=== What is expected ===
From the listing below, count the lines where the string "Smoke" occurs. Give the number, with no other words.

=== Provided records ===
________________________________________
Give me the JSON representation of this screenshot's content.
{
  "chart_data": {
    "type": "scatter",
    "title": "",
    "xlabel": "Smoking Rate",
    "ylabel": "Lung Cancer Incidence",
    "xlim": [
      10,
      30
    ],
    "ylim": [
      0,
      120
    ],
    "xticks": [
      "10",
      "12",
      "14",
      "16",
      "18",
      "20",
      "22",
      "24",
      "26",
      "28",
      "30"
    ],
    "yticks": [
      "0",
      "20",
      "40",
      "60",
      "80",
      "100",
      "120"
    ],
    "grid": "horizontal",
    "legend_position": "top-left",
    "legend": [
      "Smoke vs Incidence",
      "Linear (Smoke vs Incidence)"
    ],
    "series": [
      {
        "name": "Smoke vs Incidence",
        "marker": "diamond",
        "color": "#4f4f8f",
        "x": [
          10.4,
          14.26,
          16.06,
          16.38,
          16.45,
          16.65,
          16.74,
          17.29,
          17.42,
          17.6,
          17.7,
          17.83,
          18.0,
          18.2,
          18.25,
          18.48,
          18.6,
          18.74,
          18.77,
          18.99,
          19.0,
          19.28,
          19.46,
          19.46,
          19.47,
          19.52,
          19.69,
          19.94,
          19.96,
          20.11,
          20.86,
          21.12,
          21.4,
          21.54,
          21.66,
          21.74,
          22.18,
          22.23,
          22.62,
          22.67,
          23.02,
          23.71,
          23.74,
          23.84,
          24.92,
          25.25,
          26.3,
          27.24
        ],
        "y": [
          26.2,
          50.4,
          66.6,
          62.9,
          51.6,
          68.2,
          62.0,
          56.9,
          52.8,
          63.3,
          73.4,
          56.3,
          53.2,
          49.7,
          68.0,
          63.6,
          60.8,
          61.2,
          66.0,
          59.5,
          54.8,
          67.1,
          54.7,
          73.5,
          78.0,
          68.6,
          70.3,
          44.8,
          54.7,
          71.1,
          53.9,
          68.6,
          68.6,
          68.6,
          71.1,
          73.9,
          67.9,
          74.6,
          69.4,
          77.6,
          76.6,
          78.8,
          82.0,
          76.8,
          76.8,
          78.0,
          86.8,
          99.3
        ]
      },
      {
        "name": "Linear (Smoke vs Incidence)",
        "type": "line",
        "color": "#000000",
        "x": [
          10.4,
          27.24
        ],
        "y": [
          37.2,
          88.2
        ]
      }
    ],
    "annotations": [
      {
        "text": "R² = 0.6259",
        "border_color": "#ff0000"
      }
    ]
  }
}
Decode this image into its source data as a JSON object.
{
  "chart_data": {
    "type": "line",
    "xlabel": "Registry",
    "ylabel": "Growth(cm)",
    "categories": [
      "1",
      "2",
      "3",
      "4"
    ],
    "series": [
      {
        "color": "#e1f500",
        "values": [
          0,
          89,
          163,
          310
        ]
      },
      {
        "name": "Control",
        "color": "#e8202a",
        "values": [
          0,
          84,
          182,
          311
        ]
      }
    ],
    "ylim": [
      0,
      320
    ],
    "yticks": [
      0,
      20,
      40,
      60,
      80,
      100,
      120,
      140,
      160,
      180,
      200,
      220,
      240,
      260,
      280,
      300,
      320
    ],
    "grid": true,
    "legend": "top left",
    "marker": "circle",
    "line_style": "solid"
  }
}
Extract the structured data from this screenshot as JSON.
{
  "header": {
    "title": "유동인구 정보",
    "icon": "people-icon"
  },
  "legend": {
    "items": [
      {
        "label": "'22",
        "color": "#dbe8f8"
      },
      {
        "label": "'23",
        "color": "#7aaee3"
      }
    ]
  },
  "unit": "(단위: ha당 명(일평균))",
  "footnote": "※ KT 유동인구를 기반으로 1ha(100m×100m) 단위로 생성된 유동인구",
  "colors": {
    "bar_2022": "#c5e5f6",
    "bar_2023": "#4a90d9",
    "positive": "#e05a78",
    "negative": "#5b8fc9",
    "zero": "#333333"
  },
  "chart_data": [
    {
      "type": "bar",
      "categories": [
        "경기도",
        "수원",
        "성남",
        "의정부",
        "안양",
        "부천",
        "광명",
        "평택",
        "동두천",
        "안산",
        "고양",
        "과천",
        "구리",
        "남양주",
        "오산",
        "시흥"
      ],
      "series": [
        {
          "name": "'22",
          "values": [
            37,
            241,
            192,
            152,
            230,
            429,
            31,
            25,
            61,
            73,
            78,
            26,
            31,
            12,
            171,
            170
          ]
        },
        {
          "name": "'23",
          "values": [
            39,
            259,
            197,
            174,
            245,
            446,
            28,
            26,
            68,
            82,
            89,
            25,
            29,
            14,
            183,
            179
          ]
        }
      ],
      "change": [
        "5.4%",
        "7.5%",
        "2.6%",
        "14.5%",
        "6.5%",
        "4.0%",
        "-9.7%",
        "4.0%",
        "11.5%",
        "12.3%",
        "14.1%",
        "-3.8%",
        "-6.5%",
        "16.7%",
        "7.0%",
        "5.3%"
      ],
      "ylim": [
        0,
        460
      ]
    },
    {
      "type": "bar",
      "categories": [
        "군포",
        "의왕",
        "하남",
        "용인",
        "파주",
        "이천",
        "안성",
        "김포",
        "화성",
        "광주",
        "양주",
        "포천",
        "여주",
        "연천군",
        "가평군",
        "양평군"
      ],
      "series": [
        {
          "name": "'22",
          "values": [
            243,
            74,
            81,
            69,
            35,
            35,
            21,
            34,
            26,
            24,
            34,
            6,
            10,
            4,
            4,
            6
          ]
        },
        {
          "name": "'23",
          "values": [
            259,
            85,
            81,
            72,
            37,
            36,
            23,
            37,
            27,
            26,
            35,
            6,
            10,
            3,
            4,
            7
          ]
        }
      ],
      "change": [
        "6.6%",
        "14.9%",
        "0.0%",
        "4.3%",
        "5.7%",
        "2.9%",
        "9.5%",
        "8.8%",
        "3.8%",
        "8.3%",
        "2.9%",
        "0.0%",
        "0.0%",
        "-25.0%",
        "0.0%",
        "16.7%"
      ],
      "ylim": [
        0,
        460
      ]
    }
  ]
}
________________________________________
=== Answer for this exercise ===
4